▶ Task directions:
Give only the number of lines in these records that contain the word "nombre".

▶ Rows:
--------------------------------

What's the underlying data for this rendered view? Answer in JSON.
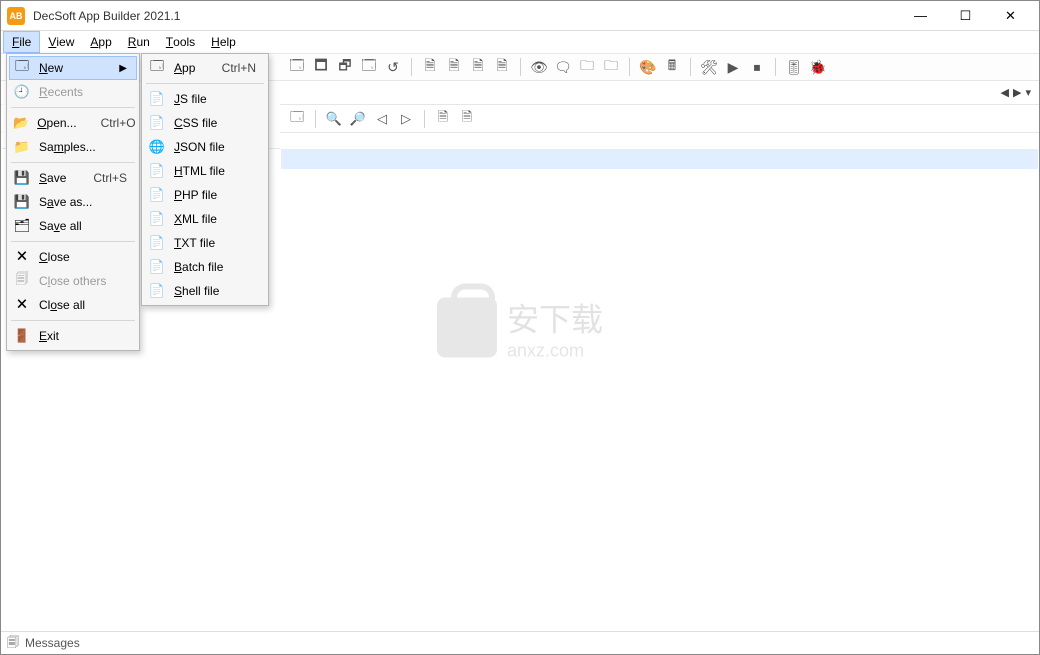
{
  "titlebar": {
    "icon_label": "AB",
    "title": "DecSoft App Builder 2021.1"
  },
  "menubar": [
    {
      "label": "File",
      "underline": "F",
      "open": true
    },
    {
      "label": "View",
      "underline": "V"
    },
    {
      "label": "App",
      "underline": "A"
    },
    {
      "label": "Run",
      "underline": "R"
    },
    {
      "label": "Tools",
      "underline": "T"
    },
    {
      "label": "Help",
      "underline": "H"
    }
  ],
  "file_menu": [
    {
      "icon": "🗔",
      "label": "New",
      "u": "N",
      "arrow": true,
      "highlight": true
    },
    {
      "icon": "🕘",
      "label": "Recents",
      "u": "R",
      "disabled": true
    },
    {
      "sep": true
    },
    {
      "icon": "📂",
      "label": "Open...",
      "u": "O",
      "short": "Ctrl+O"
    },
    {
      "icon": "📁",
      "label": "Samples...",
      "u": "m"
    },
    {
      "sep": true
    },
    {
      "icon": "💾",
      "label": "Save",
      "u": "S",
      "short": "Ctrl+S"
    },
    {
      "icon": "💾",
      "label": "Save as...",
      "u": "a"
    },
    {
      "icon": "🗂",
      "label": "Save all",
      "u": "v"
    },
    {
      "sep": true
    },
    {
      "icon": "🗙",
      "label": "Close",
      "u": "C"
    },
    {
      "icon": "🗐",
      "label": "Close others",
      "u": "l",
      "disabled": true
    },
    {
      "icon": "🗙",
      "label": "Close all",
      "u": "o"
    },
    {
      "sep": true
    },
    {
      "icon": "🚪",
      "label": "Exit",
      "u": "E"
    }
  ],
  "new_submenu": [
    {
      "icon": "🗔",
      "label": "App",
      "u": "A",
      "short": "Ctrl+N"
    },
    {
      "sep": true
    },
    {
      "icon": "📄",
      "label": "JS file",
      "u": "J"
    },
    {
      "icon": "📄",
      "label": "CSS file",
      "u": "C"
    },
    {
      "icon": "🌐",
      "label": "JSON file",
      "u": "J"
    },
    {
      "icon": "📄",
      "label": "HTML file",
      "u": "H"
    },
    {
      "icon": "📄",
      "label": "PHP file",
      "u": "P"
    },
    {
      "icon": "📄",
      "label": "XML file",
      "u": "X"
    },
    {
      "icon": "📄",
      "label": "TXT file",
      "u": "T"
    },
    {
      "icon": "📄",
      "label": "Batch file",
      "u": "B"
    },
    {
      "icon": "📄",
      "label": "Shell file",
      "u": "S"
    }
  ],
  "statusbar": {
    "label": "Messages"
  },
  "watermark": {
    "main": "安下载",
    "sub": "anxz.com"
  }
}
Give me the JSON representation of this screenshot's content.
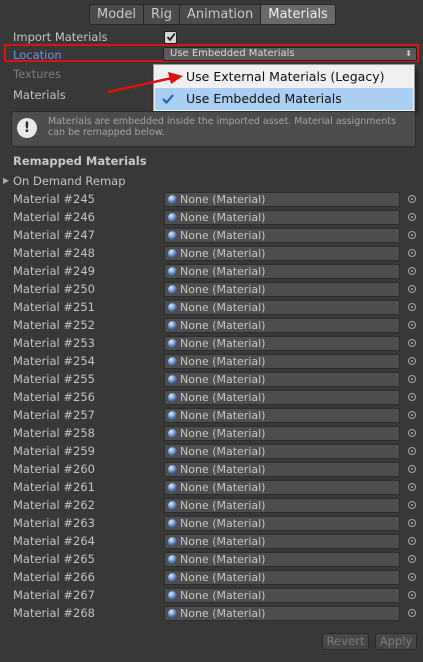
{
  "tabs": [
    "Model",
    "Rig",
    "Animation",
    "Materials"
  ],
  "active_tab": "Materials",
  "import_materials": {
    "label": "Import Materials",
    "checked": true
  },
  "location": {
    "label": "Location",
    "value": "Use Embedded Materials",
    "arrows": "⬍"
  },
  "textures": {
    "label": "Textures"
  },
  "materials": {
    "label": "Materials"
  },
  "popup": {
    "options": [
      {
        "label": "Use External Materials (Legacy)",
        "selected": false
      },
      {
        "label": "Use Embedded Materials",
        "selected": true
      }
    ]
  },
  "help": {
    "text": "Materials are embedded inside the imported asset. Material assignments can be remapped below."
  },
  "remapped_header": "Remapped Materials",
  "on_demand_remap": "On Demand Remap",
  "rows": [
    {
      "name": "Material #245",
      "value": "None (Material)"
    },
    {
      "name": "Material #246",
      "value": "None (Material)"
    },
    {
      "name": "Material #247",
      "value": "None (Material)"
    },
    {
      "name": "Material #248",
      "value": "None (Material)"
    },
    {
      "name": "Material #249",
      "value": "None (Material)"
    },
    {
      "name": "Material #250",
      "value": "None (Material)"
    },
    {
      "name": "Material #251",
      "value": "None (Material)"
    },
    {
      "name": "Material #252",
      "value": "None (Material)"
    },
    {
      "name": "Material #253",
      "value": "None (Material)"
    },
    {
      "name": "Material #254",
      "value": "None (Material)"
    },
    {
      "name": "Material #255",
      "value": "None (Material)"
    },
    {
      "name": "Material #256",
      "value": "None (Material)"
    },
    {
      "name": "Material #257",
      "value": "None (Material)"
    },
    {
      "name": "Material #258",
      "value": "None (Material)"
    },
    {
      "name": "Material #259",
      "value": "None (Material)"
    },
    {
      "name": "Material #260",
      "value": "None (Material)"
    },
    {
      "name": "Material #261",
      "value": "None (Material)"
    },
    {
      "name": "Material #262",
      "value": "None (Material)"
    },
    {
      "name": "Material #263",
      "value": "None (Material)"
    },
    {
      "name": "Material #264",
      "value": "None (Material)"
    },
    {
      "name": "Material #265",
      "value": "None (Material)"
    },
    {
      "name": "Material #266",
      "value": "None (Material)"
    },
    {
      "name": "Material #267",
      "value": "None (Material)"
    },
    {
      "name": "Material #268",
      "value": "None (Material)"
    }
  ],
  "buttons": {
    "revert": "Revert",
    "apply": "Apply"
  },
  "colors": {
    "background": "#383838",
    "highlight": "#e01010",
    "location_label": "#6d95e6",
    "selected_option": "#a9d0f3"
  }
}
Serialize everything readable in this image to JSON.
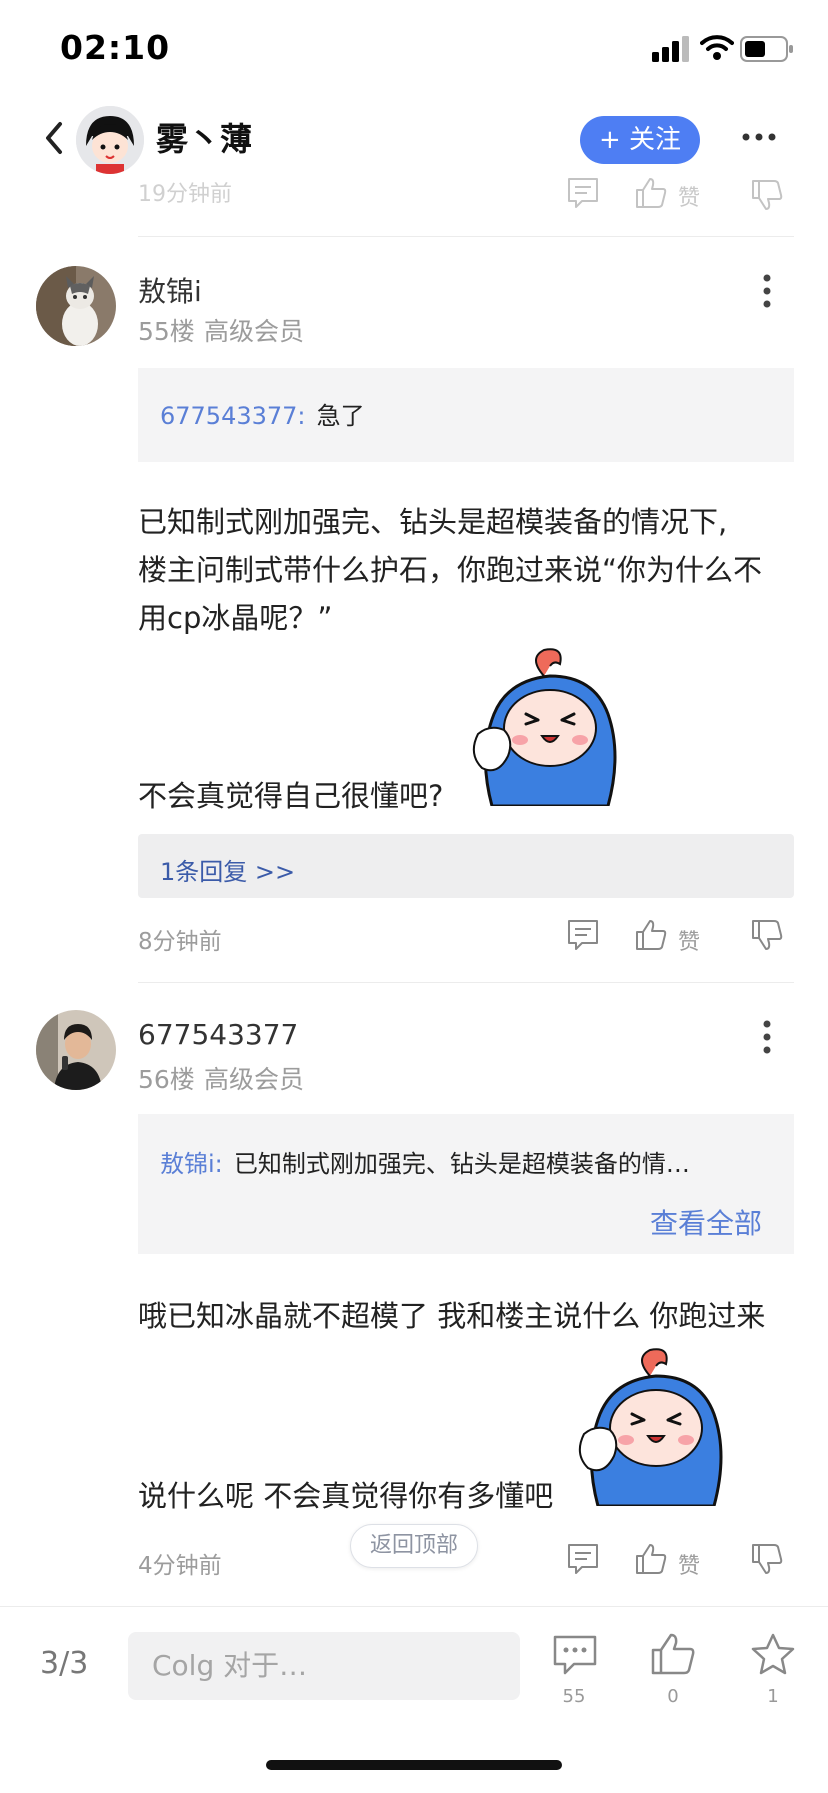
{
  "status_bar": {
    "time": "02:10"
  },
  "header": {
    "username": "雾丶薄",
    "follow_label": "+ 关注"
  },
  "previous_comment": {
    "timestamp": "19分钟前",
    "like_label": "赞"
  },
  "comments": [
    {
      "author": "敖锦i",
      "floor": "55楼",
      "level": "高级会员",
      "quote_user": "677543377:",
      "quote_text": "急了",
      "body_line1": "已知制式刚加强完、钻头是超模装备的情况下,",
      "body_line2": "楼主问制式带什么护石，你跑过来说“你为什么不",
      "body_line3": "用cp冰晶呢？”",
      "body_line4": "不会真觉得自己很懂吧?",
      "reply_link": "1条回复 >>",
      "timestamp": "8分钟前",
      "like_label": "赞"
    },
    {
      "author": "677543377",
      "floor": "56楼",
      "level": "高级会员",
      "quote_user": "敖锦i:",
      "quote_text": "已知制式刚加强完、钻头是超模装备的情…",
      "view_all": "查看全部",
      "body_line1": "哦已知冰晶就不超模了 我和楼主说什么 你跑过来",
      "body_line2": "说什么呢 不会真觉得你有多懂吧",
      "timestamp": "4分钟前",
      "like_label": "赞"
    }
  ],
  "back_to_top": "返回顶部",
  "bottom_bar": {
    "page_indicator": "3/3",
    "input_placeholder": "Colg 对于…",
    "comment_count": "55",
    "like_count": "0",
    "favorite_count": "1"
  },
  "colors": {
    "accent": "#4e7ef3",
    "quote_link": "#5a7fd6",
    "reply_link": "#3b5ba9"
  }
}
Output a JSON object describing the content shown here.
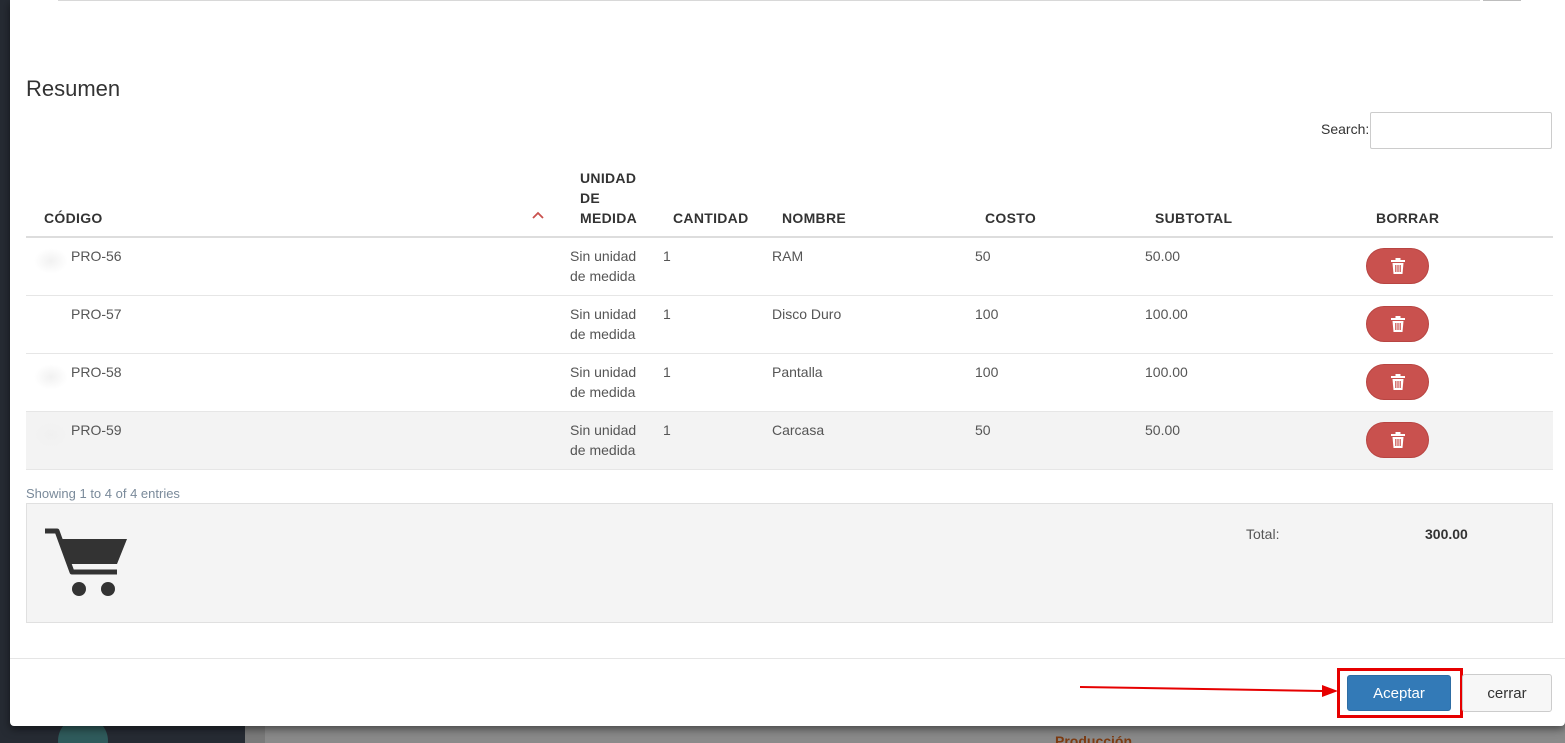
{
  "section": {
    "title": "Resumen"
  },
  "search": {
    "label": "Search:",
    "value": ""
  },
  "table": {
    "headers": {
      "codigo": "CÓDIGO",
      "unidad_line1": "UNIDAD",
      "unidad_line2": "DE",
      "unidad_line3": "MEDIDA",
      "cantidad": "CANTIDAD",
      "nombre": "NOMBRE",
      "costo": "COSTO",
      "subtotal": "SUBTOTAL",
      "borrar": "BORRAR"
    },
    "rows": [
      {
        "codigo": "PRO-56",
        "unidad_l1": "Sin unidad",
        "unidad_l2": "de medida",
        "cantidad": "1",
        "nombre": "RAM",
        "costo": "50",
        "subtotal": "50.00"
      },
      {
        "codigo": "PRO-57",
        "unidad_l1": "Sin unidad",
        "unidad_l2": "de medida",
        "cantidad": "1",
        "nombre": "Disco Duro",
        "costo": "100",
        "subtotal": "100.00"
      },
      {
        "codigo": "PRO-58",
        "unidad_l1": "Sin unidad",
        "unidad_l2": "de medida",
        "cantidad": "1",
        "nombre": "Pantalla",
        "costo": "100",
        "subtotal": "100.00"
      },
      {
        "codigo": "PRO-59",
        "unidad_l1": "Sin unidad",
        "unidad_l2": "de medida",
        "cantidad": "1",
        "nombre": "Carcasa",
        "costo": "50",
        "subtotal": "50.00"
      }
    ],
    "info": "Showing 1 to 4 of 4 entries"
  },
  "summary": {
    "total_label": "Total:",
    "total_value": "300.00",
    "icon": "shopping-cart-icon"
  },
  "footer": {
    "accept_label": "Aceptar",
    "close_label": "cerrar"
  },
  "background": {
    "section_label": "Producción"
  },
  "colors": {
    "accent": "#337ab7",
    "danger": "#c9514e",
    "annotation": "#e60000"
  }
}
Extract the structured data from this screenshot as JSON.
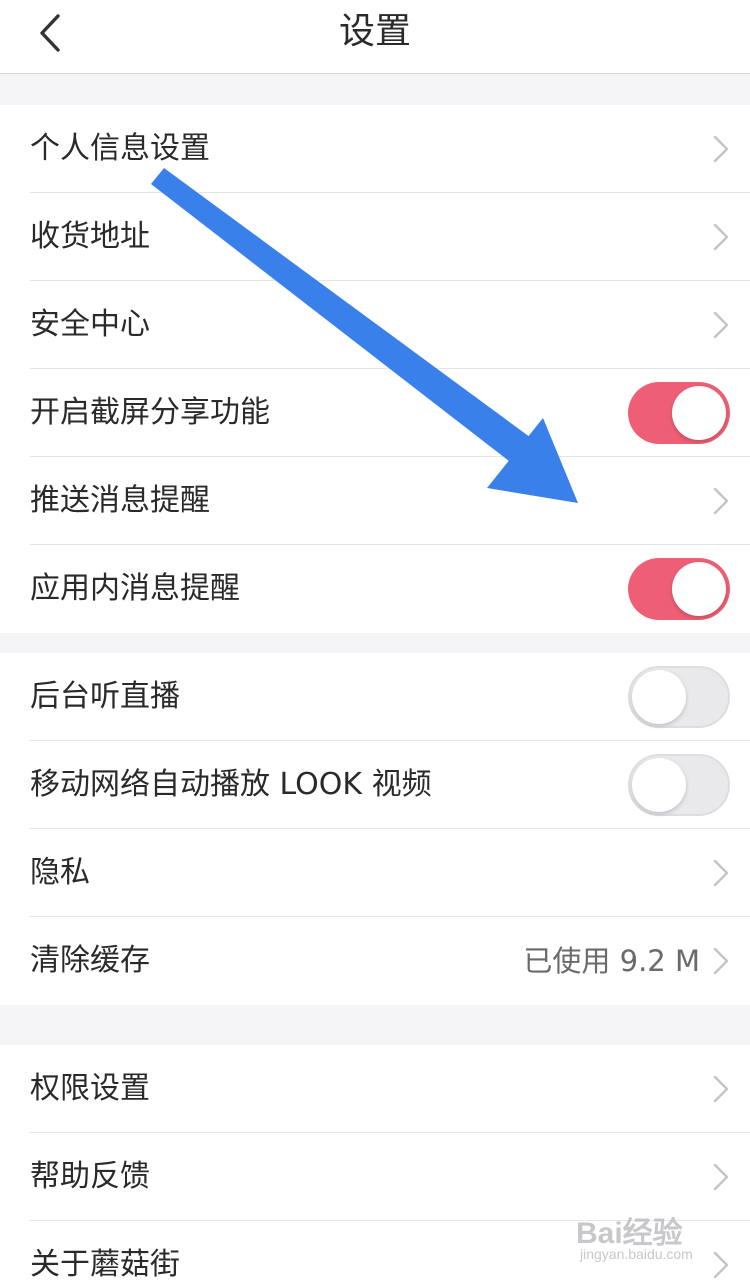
{
  "header": {
    "title": "设置",
    "back_icon": "chevron-left-icon"
  },
  "groups": [
    {
      "rows": [
        {
          "label": "个人信息设置",
          "accessory": "chevron"
        },
        {
          "label": "收货地址",
          "accessory": "chevron"
        },
        {
          "label": "安全中心",
          "accessory": "chevron"
        },
        {
          "label": "开启截屏分享功能",
          "accessory": "toggle",
          "toggle_on": true
        },
        {
          "label": "推送消息提醒",
          "accessory": "chevron"
        },
        {
          "label": "应用内消息提醒",
          "accessory": "toggle",
          "toggle_on": true
        }
      ]
    },
    {
      "rows": [
        {
          "label": "后台听直播",
          "accessory": "toggle",
          "toggle_on": false
        },
        {
          "label": "移动网络自动播放 LOOK 视频",
          "accessory": "toggle",
          "toggle_on": false
        },
        {
          "label": "隐私",
          "accessory": "chevron"
        },
        {
          "label": "清除缓存",
          "accessory": "chevron",
          "value": "已使用 9.2 M"
        }
      ]
    },
    {
      "rows": [
        {
          "label": "权限设置",
          "accessory": "chevron"
        },
        {
          "label": "帮助反馈",
          "accessory": "chevron"
        },
        {
          "label": "关于蘑菇街",
          "accessory": "chevron"
        }
      ]
    }
  ],
  "overlay": {
    "arrow_color": "#3a80ea",
    "arrow_icon": "annotation-arrow-icon"
  },
  "watermark": {
    "brand": "Bai经验",
    "url": "jingyan.baidu.com"
  },
  "colors": {
    "toggle_on": "#ee5f76",
    "toggle_off": "#e9e9ec",
    "chevron": "#c4c4c6"
  }
}
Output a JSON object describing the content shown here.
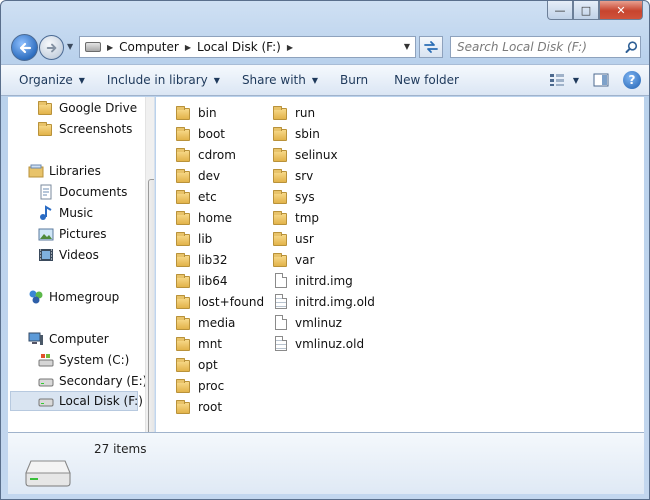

--------------------------------

▶ Completed exercise:
5